▶ _WHAT IS BEING ASKED_: Skip all pictures, then print the remaining material exactly.

Stored data
━━━━━━━━━━━━━━━━━━━━

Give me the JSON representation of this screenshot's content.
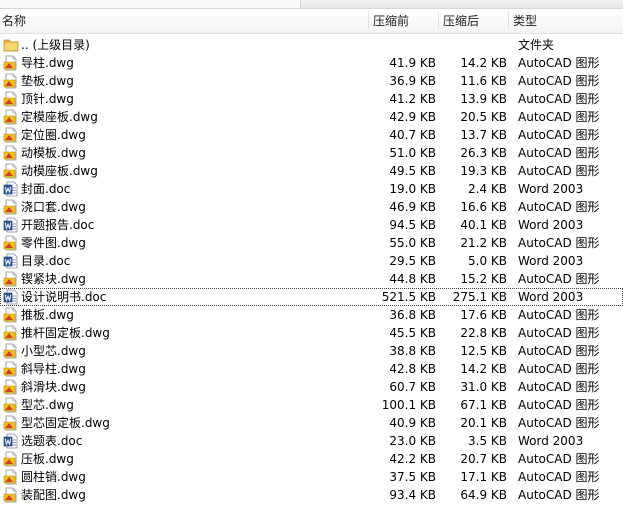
{
  "header": {
    "name_label": "名称",
    "before_label": "压缩前",
    "after_label": "压缩后",
    "type_label": "类型"
  },
  "files": [
    {
      "name": ".. (上级目录)",
      "before": "",
      "after": "",
      "type": "文件夹",
      "icon": "folder-icon"
    },
    {
      "name": "导柱.dwg",
      "before": "41.9 KB",
      "after": "14.2 KB",
      "type": "AutoCAD 图形",
      "icon": "dwg-file-icon"
    },
    {
      "name": "垫板.dwg",
      "before": "36.9 KB",
      "after": "11.6 KB",
      "type": "AutoCAD 图形",
      "icon": "dwg-file-icon"
    },
    {
      "name": "顶针.dwg",
      "before": "41.2 KB",
      "after": "13.9 KB",
      "type": "AutoCAD 图形",
      "icon": "dwg-file-icon"
    },
    {
      "name": "定模座板.dwg",
      "before": "42.9 KB",
      "after": "20.5 KB",
      "type": "AutoCAD 图形",
      "icon": "dwg-file-icon"
    },
    {
      "name": "定位圈.dwg",
      "before": "40.7 KB",
      "after": "13.7 KB",
      "type": "AutoCAD 图形",
      "icon": "dwg-file-icon"
    },
    {
      "name": "动模板.dwg",
      "before": "51.0 KB",
      "after": "26.3 KB",
      "type": "AutoCAD 图形",
      "icon": "dwg-file-icon"
    },
    {
      "name": "动模座板.dwg",
      "before": "49.5 KB",
      "after": "19.3 KB",
      "type": "AutoCAD 图形",
      "icon": "dwg-file-icon"
    },
    {
      "name": "封面.doc",
      "before": "19.0 KB",
      "after": "2.4 KB",
      "type": "Word 2003",
      "icon": "word-file-icon"
    },
    {
      "name": "浇口套.dwg",
      "before": "46.9 KB",
      "after": "16.6 KB",
      "type": "AutoCAD 图形",
      "icon": "dwg-file-icon"
    },
    {
      "name": "开题报告.doc",
      "before": "94.5 KB",
      "after": "40.1 KB",
      "type": "Word 2003",
      "icon": "word-file-icon"
    },
    {
      "name": "零件图.dwg",
      "before": "55.0 KB",
      "after": "21.2 KB",
      "type": "AutoCAD 图形",
      "icon": "dwg-file-icon"
    },
    {
      "name": "目录.doc",
      "before": "29.5 KB",
      "after": "5.0 KB",
      "type": "Word 2003",
      "icon": "word-file-icon"
    },
    {
      "name": "锲紧块.dwg",
      "before": "44.8 KB",
      "after": "15.2 KB",
      "type": "AutoCAD 图形",
      "icon": "dwg-file-icon"
    },
    {
      "name": "设计说明书.doc",
      "before": "521.5 KB",
      "after": "275.1 KB",
      "type": "Word 2003",
      "icon": "word-file-icon",
      "selected": true
    },
    {
      "name": "推板.dwg",
      "before": "36.8 KB",
      "after": "17.6 KB",
      "type": "AutoCAD 图形",
      "icon": "dwg-file-icon"
    },
    {
      "name": "推杆固定板.dwg",
      "before": "45.5 KB",
      "after": "22.8 KB",
      "type": "AutoCAD 图形",
      "icon": "dwg-file-icon"
    },
    {
      "name": "小型芯.dwg",
      "before": "38.8 KB",
      "after": "12.5 KB",
      "type": "AutoCAD 图形",
      "icon": "dwg-file-icon"
    },
    {
      "name": "斜导柱.dwg",
      "before": "42.8 KB",
      "after": "14.2 KB",
      "type": "AutoCAD 图形",
      "icon": "dwg-file-icon"
    },
    {
      "name": "斜滑块.dwg",
      "before": "60.7 KB",
      "after": "31.0 KB",
      "type": "AutoCAD 图形",
      "icon": "dwg-file-icon"
    },
    {
      "name": "型芯.dwg",
      "before": "100.1 KB",
      "after": "67.1 KB",
      "type": "AutoCAD 图形",
      "icon": "dwg-file-icon"
    },
    {
      "name": "型芯固定板.dwg",
      "before": "40.9 KB",
      "after": "20.1 KB",
      "type": "AutoCAD 图形",
      "icon": "dwg-file-icon"
    },
    {
      "name": "选题表.doc",
      "before": "23.0 KB",
      "after": "3.5 KB",
      "type": "Word 2003",
      "icon": "word-file-icon"
    },
    {
      "name": "压板.dwg",
      "before": "42.2 KB",
      "after": "20.7 KB",
      "type": "AutoCAD 图形",
      "icon": "dwg-file-icon"
    },
    {
      "name": "圆柱销.dwg",
      "before": "37.5 KB",
      "after": "17.1 KB",
      "type": "AutoCAD 图形",
      "icon": "dwg-file-icon"
    },
    {
      "name": "装配图.dwg",
      "before": "93.4 KB",
      "after": "64.9 KB",
      "type": "AutoCAD 图形",
      "icon": "dwg-file-icon"
    }
  ]
}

━━━━━━━━━━━━━━━━━━━━

▶ _FULL SOLUTION_:
Give me the JSON representation of this screenshot's content.
{
  "header": {
    "name_label": "名称",
    "before_label": "压缩前",
    "after_label": "压缩后",
    "type_label": "类型"
  },
  "files": [
    {
      "name": ".. (上级目录)",
      "before": "",
      "after": "",
      "type": "文件夹",
      "icon": "folder-icon"
    },
    {
      "name": "导柱.dwg",
      "before": "41.9 KB",
      "after": "14.2 KB",
      "type": "AutoCAD 图形",
      "icon": "dwg-file-icon"
    },
    {
      "name": "垫板.dwg",
      "before": "36.9 KB",
      "after": "11.6 KB",
      "type": "AutoCAD 图形",
      "icon": "dwg-file-icon"
    },
    {
      "name": "顶针.dwg",
      "before": "41.2 KB",
      "after": "13.9 KB",
      "type": "AutoCAD 图形",
      "icon": "dwg-file-icon"
    },
    {
      "name": "定模座板.dwg",
      "before": "42.9 KB",
      "after": "20.5 KB",
      "type": "AutoCAD 图形",
      "icon": "dwg-file-icon"
    },
    {
      "name": "定位圈.dwg",
      "before": "40.7 KB",
      "after": "13.7 KB",
      "type": "AutoCAD 图形",
      "icon": "dwg-file-icon"
    },
    {
      "name": "动模板.dwg",
      "before": "51.0 KB",
      "after": "26.3 KB",
      "type": "AutoCAD 图形",
      "icon": "dwg-file-icon"
    },
    {
      "name": "动模座板.dwg",
      "before": "49.5 KB",
      "after": "19.3 KB",
      "type": "AutoCAD 图形",
      "icon": "dwg-file-icon"
    },
    {
      "name": "封面.doc",
      "before": "19.0 KB",
      "after": "2.4 KB",
      "type": "Word 2003",
      "icon": "word-file-icon"
    },
    {
      "name": "浇口套.dwg",
      "before": "46.9 KB",
      "after": "16.6 KB",
      "type": "AutoCAD 图形",
      "icon": "dwg-file-icon"
    },
    {
      "name": "开题报告.doc",
      "before": "94.5 KB",
      "after": "40.1 KB",
      "type": "Word 2003",
      "icon": "word-file-icon"
    },
    {
      "name": "零件图.dwg",
      "before": "55.0 KB",
      "after": "21.2 KB",
      "type": "AutoCAD 图形",
      "icon": "dwg-file-icon"
    },
    {
      "name": "目录.doc",
      "before": "29.5 KB",
      "after": "5.0 KB",
      "type": "Word 2003",
      "icon": "word-file-icon"
    },
    {
      "name": "锲紧块.dwg",
      "before": "44.8 KB",
      "after": "15.2 KB",
      "type": "AutoCAD 图形",
      "icon": "dwg-file-icon"
    },
    {
      "name": "设计说明书.doc",
      "before": "521.5 KB",
      "after": "275.1 KB",
      "type": "Word 2003",
      "icon": "word-file-icon",
      "selected": true
    },
    {
      "name": "推板.dwg",
      "before": "36.8 KB",
      "after": "17.6 KB",
      "type": "AutoCAD 图形",
      "icon": "dwg-file-icon"
    },
    {
      "name": "推杆固定板.dwg",
      "before": "45.5 KB",
      "after": "22.8 KB",
      "type": "AutoCAD 图形",
      "icon": "dwg-file-icon"
    },
    {
      "name": "小型芯.dwg",
      "before": "38.8 KB",
      "after": "12.5 KB",
      "type": "AutoCAD 图形",
      "icon": "dwg-file-icon"
    },
    {
      "name": "斜导柱.dwg",
      "before": "42.8 KB",
      "after": "14.2 KB",
      "type": "AutoCAD 图形",
      "icon": "dwg-file-icon"
    },
    {
      "name": "斜滑块.dwg",
      "before": "60.7 KB",
      "after": "31.0 KB",
      "type": "AutoCAD 图形",
      "icon": "dwg-file-icon"
    },
    {
      "name": "型芯.dwg",
      "before": "100.1 KB",
      "after": "67.1 KB",
      "type": "AutoCAD 图形",
      "icon": "dwg-file-icon"
    },
    {
      "name": "型芯固定板.dwg",
      "before": "40.9 KB",
      "after": "20.1 KB",
      "type": "AutoCAD 图形",
      "icon": "dwg-file-icon"
    },
    {
      "name": "选题表.doc",
      "before": "23.0 KB",
      "after": "3.5 KB",
      "type": "Word 2003",
      "icon": "word-file-icon"
    },
    {
      "name": "压板.dwg",
      "before": "42.2 KB",
      "after": "20.7 KB",
      "type": "AutoCAD 图形",
      "icon": "dwg-file-icon"
    },
    {
      "name": "圆柱销.dwg",
      "before": "37.5 KB",
      "after": "17.1 KB",
      "type": "AutoCAD 图形",
      "icon": "dwg-file-icon"
    },
    {
      "name": "装配图.dwg",
      "before": "93.4 KB",
      "after": "64.9 KB",
      "type": "AutoCAD 图形",
      "icon": "dwg-file-icon"
    }
  ]
}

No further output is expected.